Dataset items
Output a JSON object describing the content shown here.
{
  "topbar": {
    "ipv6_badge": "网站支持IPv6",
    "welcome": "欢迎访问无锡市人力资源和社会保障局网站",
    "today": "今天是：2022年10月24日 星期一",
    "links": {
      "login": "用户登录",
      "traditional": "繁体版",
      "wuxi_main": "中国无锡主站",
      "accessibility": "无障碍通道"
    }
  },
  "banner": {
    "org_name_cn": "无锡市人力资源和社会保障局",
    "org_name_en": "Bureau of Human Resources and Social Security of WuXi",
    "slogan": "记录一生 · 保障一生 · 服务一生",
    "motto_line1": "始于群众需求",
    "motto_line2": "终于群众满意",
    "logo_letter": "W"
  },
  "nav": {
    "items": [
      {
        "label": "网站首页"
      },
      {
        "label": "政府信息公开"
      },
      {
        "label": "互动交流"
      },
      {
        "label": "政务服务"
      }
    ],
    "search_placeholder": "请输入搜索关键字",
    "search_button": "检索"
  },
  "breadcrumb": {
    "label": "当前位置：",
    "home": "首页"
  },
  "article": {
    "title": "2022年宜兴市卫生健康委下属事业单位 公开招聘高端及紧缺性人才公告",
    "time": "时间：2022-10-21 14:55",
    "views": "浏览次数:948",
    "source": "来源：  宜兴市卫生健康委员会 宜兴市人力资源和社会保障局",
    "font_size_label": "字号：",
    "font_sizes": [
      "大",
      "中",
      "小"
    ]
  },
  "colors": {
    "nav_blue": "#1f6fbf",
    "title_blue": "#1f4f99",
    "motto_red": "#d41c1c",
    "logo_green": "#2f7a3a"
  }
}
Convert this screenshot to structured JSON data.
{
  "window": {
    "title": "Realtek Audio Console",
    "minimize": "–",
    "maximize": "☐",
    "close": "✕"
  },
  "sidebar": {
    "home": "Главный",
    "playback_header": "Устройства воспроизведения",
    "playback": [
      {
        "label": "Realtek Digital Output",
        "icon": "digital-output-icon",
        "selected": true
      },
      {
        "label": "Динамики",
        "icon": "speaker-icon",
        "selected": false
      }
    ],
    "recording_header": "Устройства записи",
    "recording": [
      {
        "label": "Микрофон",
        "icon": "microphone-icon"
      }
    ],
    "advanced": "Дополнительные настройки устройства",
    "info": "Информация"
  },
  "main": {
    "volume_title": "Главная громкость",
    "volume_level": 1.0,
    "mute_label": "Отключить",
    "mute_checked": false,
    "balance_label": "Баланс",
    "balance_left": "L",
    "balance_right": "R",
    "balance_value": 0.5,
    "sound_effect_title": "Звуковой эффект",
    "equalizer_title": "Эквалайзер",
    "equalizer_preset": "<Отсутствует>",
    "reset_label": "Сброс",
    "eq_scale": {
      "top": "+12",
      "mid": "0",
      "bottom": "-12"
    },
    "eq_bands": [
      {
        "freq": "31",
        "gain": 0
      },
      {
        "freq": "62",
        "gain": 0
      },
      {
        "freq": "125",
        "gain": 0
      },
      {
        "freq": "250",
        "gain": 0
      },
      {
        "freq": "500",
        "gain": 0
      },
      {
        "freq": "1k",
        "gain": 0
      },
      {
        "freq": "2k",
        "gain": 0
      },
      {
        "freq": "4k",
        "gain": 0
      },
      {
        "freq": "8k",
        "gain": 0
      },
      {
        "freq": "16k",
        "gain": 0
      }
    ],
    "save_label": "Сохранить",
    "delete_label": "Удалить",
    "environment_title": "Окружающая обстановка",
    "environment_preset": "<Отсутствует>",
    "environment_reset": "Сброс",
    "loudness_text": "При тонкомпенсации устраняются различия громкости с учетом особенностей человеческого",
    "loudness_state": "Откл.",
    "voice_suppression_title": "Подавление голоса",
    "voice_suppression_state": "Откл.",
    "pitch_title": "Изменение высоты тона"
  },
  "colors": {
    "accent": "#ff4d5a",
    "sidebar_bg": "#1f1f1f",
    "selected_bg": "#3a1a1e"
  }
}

**Work required**
From the records above, extract everything verbatim.

**Correct output**
Output a JSON object describing the content shown here.
{
  "topbar": {
    "ipv6_badge": "网站支持IPv6",
    "welcome": "欢迎访问无锡市人力资源和社会保障局网站",
    "today": "今天是：2022年10月24日 星期一",
    "links": {
      "login": "用户登录",
      "traditional": "繁体版",
      "wuxi_main": "中国无锡主站",
      "accessibility": "无障碍通道"
    }
  },
  "banner": {
    "org_name_cn": "无锡市人力资源和社会保障局",
    "org_name_en": "Bureau of Human Resources and Social Security of WuXi",
    "slogan": "记录一生 · 保障一生 · 服务一生",
    "motto_line1": "始于群众需求",
    "motto_line2": "终于群众满意",
    "logo_letter": "W"
  },
  "nav": {
    "items": [
      {
        "label": "网站首页"
      },
      {
        "label": "政府信息公开"
      },
      {
        "label": "互动交流"
      },
      {
        "label": "政务服务"
      }
    ],
    "search_placeholder": "请输入搜索关键字",
    "search_button": "检索"
  },
  "breadcrumb": {
    "label": "当前位置：",
    "home": "首页"
  },
  "article": {
    "title": "2022年宜兴市卫生健康委下属事业单位 公开招聘高端及紧缺性人才公告",
    "time": "时间：2022-10-21 14:55",
    "views": "浏览次数:948",
    "source": "来源：  宜兴市卫生健康委员会 宜兴市人力资源和社会保障局",
    "font_size_label": "字号：",
    "font_sizes": [
      "大",
      "中",
      "小"
    ]
  },
  "colors": {
    "nav_blue": "#1f6fbf",
    "title_blue": "#1f4f99",
    "motto_red": "#d41c1c",
    "logo_green": "#2f7a3a"
  }
}
Convert this screenshot to structured JSON data.
{
  "window": {
    "title": "Realtek Audio Console",
    "minimize": "–",
    "maximize": "☐",
    "close": "✕"
  },
  "sidebar": {
    "home": "Главный",
    "playback_header": "Устройства воспроизведения",
    "playback": [
      {
        "label": "Realtek Digital Output",
        "icon": "digital-output-icon",
        "selected": true
      },
      {
        "label": "Динамики",
        "icon": "speaker-icon",
        "selected": false
      }
    ],
    "recording_header": "Устройства записи",
    "recording": [
      {
        "label": "Микрофон",
        "icon": "microphone-icon"
      }
    ],
    "advanced": "Дополнительные настройки устройства",
    "info": "Информация"
  },
  "main": {
    "volume_title": "Главная громкость",
    "volume_level": 1.0,
    "mute_label": "Отключить",
    "mute_checked": false,
    "balance_label": "Баланс",
    "balance_left": "L",
    "balance_right": "R",
    "balance_value": 0.5,
    "sound_effect_title": "Звуковой эффект",
    "equalizer_title": "Эквалайзер",
    "equalizer_preset": "<Отсутствует>",
    "reset_label": "Сброс",
    "eq_scale": {
      "top": "+12",
      "mid": "0",
      "bottom": "-12"
    },
    "eq_bands": [
      {
        "freq": "31",
        "gain": 0
      },
      {
        "freq": "62",
        "gain": 0
      },
      {
        "freq": "125",
        "gain": 0
      },
      {
        "freq": "250",
        "gain": 0
      },
      {
        "freq": "500",
        "gain": 0
      },
      {
        "freq": "1k",
        "gain": 0
      },
      {
        "freq": "2k",
        "gain": 0
      },
      {
        "freq": "4k",
        "gain": 0
      },
      {
        "freq": "8k",
        "gain": 0
      },
      {
        "freq": "16k",
        "gain": 0
      }
    ],
    "save_label": "Сохранить",
    "delete_label": "Удалить",
    "environment_title": "Окружающая обстановка",
    "environment_preset": "<Отсутствует>",
    "environment_reset": "Сброс",
    "loudness_text": "При тонкомпенсации устраняются различия громкости с учетом особенностей человеческого",
    "loudness_state": "Откл.",
    "voice_suppression_title": "Подавление голоса",
    "voice_suppression_state": "Откл.",
    "pitch_title": "Изменение высоты тона"
  },
  "colors": {
    "accent": "#ff4d5a",
    "sidebar_bg": "#1f1f1f",
    "selected_bg": "#3a1a1e"
  }
}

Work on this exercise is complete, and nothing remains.